* _Written instruction 1_:
Reproduce the rows below word for word, from the first row down to the row containing "- point-1-20: [463, 338, 472, 346]", inclusive.

* _Reading passage_:
_ _ _ _ _ _ _

On 5/2/05, Harry Ohlsen <Harry_Ohlsen@hyperion.com> wrote:
> > From: Eric Mahurin [mailto:eric_mahurin@yahoo.com]
> > Sent: Friday, 29 April 2005 22:21
> > <snip>
> > I don't see any practical application for doing something like
> > this. Is this just a academic question?
>
> It was pretty much an academic question, but my colleague actually
> wanted to do it, so it was of some real-world interest.
>
> H.
>
Erm.. have you thought of the easiest possible inversion
str !~ re

That fits the spec...

--
David Naseby
http://homepages.ihug.com.a...

Nikolai Weibull

5/2/2005 10:11:00 PM

0

David Naseby, May 3:

> Erm.. have you thought of the easiest possible inversion
> str !~ re

That only inverts the sense of the matching, not the actual language
matched itself,
nikolai

--
Nikolai Weibull: now available free of charge at http:/...!
Born in Chicago, IL USA; currently residing in Gothenburg, Sweden.
main(){printf(&linux["\021%six\012\0"],(linux)["have"]+"fun"-97);}

Dan Doel

5/3/2005 12:56:00 AM

0

Well, if you want an academic answer... :)

Get a book on automata/computability theory (back when I took such a course,
we used Automata and Computability by Dexter Kozen; it's pretty good).
Therein, you'll find algorithms for converting between DFA (discrete finite
automata) and regular expressions. You can invert a regular expression as
follows:

1) Convert the regex to a DFA
2) Invert the accept states of the DFA, causing it to accept the complement
of the initial language
3) Convert the modified DFA into a regex

Viola.

_ _ _ _ _ _ _

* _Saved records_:
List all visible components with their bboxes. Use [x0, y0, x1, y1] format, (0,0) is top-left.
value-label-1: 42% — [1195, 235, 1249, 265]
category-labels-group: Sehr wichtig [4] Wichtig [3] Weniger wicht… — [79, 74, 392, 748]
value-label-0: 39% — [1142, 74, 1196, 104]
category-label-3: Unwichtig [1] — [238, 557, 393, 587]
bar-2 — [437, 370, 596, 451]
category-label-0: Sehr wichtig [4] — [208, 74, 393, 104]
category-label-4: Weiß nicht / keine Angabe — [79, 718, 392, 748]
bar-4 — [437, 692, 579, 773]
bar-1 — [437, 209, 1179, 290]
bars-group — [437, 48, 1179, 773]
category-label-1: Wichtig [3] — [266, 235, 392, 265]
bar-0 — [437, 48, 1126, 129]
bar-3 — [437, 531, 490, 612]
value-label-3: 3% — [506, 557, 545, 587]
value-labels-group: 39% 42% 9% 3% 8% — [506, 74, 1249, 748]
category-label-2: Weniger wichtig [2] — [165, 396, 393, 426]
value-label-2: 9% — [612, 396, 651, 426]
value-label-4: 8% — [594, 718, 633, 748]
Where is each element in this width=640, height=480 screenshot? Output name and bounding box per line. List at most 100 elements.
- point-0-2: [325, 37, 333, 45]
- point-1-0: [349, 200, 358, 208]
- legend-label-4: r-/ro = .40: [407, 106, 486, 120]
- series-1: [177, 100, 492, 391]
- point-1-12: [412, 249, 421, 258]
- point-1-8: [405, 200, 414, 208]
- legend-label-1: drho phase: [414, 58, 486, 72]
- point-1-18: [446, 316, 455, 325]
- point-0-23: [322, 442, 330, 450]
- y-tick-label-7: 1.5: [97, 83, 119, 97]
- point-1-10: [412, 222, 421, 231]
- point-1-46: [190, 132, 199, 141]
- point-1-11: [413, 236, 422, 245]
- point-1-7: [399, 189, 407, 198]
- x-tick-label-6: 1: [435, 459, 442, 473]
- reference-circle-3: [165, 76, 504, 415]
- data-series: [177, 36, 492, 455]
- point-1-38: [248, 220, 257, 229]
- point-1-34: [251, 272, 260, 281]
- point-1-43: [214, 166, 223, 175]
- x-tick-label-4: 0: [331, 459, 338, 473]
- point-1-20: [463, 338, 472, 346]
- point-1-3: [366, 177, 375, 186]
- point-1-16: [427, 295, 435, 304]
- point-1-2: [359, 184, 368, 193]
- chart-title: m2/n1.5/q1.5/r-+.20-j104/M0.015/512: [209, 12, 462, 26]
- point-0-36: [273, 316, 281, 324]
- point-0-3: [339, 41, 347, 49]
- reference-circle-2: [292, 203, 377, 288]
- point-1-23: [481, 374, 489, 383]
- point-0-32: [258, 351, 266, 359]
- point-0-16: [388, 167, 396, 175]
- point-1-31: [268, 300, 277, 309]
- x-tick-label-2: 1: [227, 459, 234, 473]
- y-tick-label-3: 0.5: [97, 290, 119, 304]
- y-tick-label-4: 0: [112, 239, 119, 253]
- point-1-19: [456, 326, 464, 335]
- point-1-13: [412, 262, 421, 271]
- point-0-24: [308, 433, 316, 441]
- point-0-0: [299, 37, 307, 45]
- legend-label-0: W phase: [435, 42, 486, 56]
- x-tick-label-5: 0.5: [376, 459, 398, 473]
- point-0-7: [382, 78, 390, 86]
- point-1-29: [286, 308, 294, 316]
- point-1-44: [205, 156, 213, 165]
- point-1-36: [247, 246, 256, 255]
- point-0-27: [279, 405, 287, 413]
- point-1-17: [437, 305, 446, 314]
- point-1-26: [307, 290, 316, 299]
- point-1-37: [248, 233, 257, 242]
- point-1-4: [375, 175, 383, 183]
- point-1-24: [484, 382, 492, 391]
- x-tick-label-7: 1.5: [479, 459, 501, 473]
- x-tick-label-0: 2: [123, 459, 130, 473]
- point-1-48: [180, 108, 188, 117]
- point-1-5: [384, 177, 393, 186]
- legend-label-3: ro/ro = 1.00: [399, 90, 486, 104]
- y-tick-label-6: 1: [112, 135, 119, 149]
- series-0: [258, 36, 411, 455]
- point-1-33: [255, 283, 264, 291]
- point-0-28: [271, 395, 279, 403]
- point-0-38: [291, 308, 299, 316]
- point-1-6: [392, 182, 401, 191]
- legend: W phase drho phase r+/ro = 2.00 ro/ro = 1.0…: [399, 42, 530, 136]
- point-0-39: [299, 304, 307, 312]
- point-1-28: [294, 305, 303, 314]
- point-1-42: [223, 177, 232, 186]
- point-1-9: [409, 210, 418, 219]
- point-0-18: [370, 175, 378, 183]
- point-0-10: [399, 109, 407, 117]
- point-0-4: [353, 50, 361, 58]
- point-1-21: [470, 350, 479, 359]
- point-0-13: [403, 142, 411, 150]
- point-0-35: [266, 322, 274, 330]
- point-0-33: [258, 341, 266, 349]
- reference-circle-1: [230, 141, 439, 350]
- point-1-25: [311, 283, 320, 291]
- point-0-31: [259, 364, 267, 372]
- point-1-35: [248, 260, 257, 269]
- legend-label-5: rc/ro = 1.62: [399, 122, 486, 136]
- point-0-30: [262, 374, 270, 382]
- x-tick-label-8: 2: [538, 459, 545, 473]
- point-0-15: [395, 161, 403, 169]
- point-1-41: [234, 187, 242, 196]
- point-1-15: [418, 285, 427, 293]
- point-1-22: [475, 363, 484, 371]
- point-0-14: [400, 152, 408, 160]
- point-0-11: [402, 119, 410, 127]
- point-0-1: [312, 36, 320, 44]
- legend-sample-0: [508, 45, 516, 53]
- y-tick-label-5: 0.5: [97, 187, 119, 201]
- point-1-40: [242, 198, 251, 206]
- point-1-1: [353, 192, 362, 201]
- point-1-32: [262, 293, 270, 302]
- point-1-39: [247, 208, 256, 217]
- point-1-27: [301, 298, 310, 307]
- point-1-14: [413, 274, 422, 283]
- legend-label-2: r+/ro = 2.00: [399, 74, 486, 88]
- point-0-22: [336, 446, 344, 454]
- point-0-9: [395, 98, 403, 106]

_ _ _ _ _ _ _

* _Written instruction 2_:
Retype word for word the part of the forum thread on inverting regular expressions that begins with "5/3/2005 12:56:00 AM" and ends with "it's pretty good).", including both ends.

* _Result 1_:
List all visible components with their bboxes. Use [x0, y0, x1, y1] format, (0,0) is top-left.
value-label-1: 42% — [1195, 235, 1249, 265]
category-labels-group: Sehr wichtig [4] Wichtig [3] Weniger wicht… — [79, 74, 392, 748]
value-label-0: 39% — [1142, 74, 1196, 104]
category-label-3: Unwichtig [1] — [238, 557, 393, 587]
bar-2 — [437, 370, 596, 451]
category-label-0: Sehr wichtig [4] — [208, 74, 393, 104]
category-label-4: Weiß nicht / keine Angabe — [79, 718, 392, 748]
bar-4 — [437, 692, 579, 773]
bar-1 — [437, 209, 1179, 290]
bars-group — [437, 48, 1179, 773]
category-label-1: Wichtig [3] — [266, 235, 392, 265]
bar-0 — [437, 48, 1126, 129]
bar-3 — [437, 531, 490, 612]
value-label-3: 3% — [506, 557, 545, 587]
value-labels-group: 39% 42% 9% 3% 8% — [506, 74, 1249, 748]
category-label-2: Weniger wichtig [2] — [165, 396, 393, 426]
value-label-2: 9% — [612, 396, 651, 426]
value-label-4: 8% — [594, 718, 633, 748]
Where is each element in this width=640, height=480 screenshot? Output name and bounding box per line. List at most 100 elements.
- point-0-2: [325, 37, 333, 45]
- point-1-0: [349, 200, 358, 208]
- legend-label-4: r-/ro = .40: [407, 106, 486, 120]
- series-1: [177, 100, 492, 391]
- point-1-12: [412, 249, 421, 258]
- point-1-8: [405, 200, 414, 208]
- legend-label-1: drho phase: [414, 58, 486, 72]
- point-1-18: [446, 316, 455, 325]
- point-0-23: [322, 442, 330, 450]
- y-tick-label-7: 1.5: [97, 83, 119, 97]
- point-1-10: [412, 222, 421, 231]
- point-1-46: [190, 132, 199, 141]
- point-1-11: [413, 236, 422, 245]
- point-1-7: [399, 189, 407, 198]
- x-tick-label-6: 1: [435, 459, 442, 473]
- reference-circle-3: [165, 76, 504, 415]
- data-series: [177, 36, 492, 455]
- point-1-38: [248, 220, 257, 229]
- point-1-34: [251, 272, 260, 281]
- point-1-43: [214, 166, 223, 175]
- x-tick-label-4: 0: [331, 459, 338, 473]
- point-1-20: [463, 338, 472, 346]

* _Result 2_:
5/3/2005 12:56:00 AM

0

Well, if you want an academic answer... :)

Get a book on automata/computability theory (back when I took such a course,
we used Automata and Computability by Dexter Kozen; it's pretty good).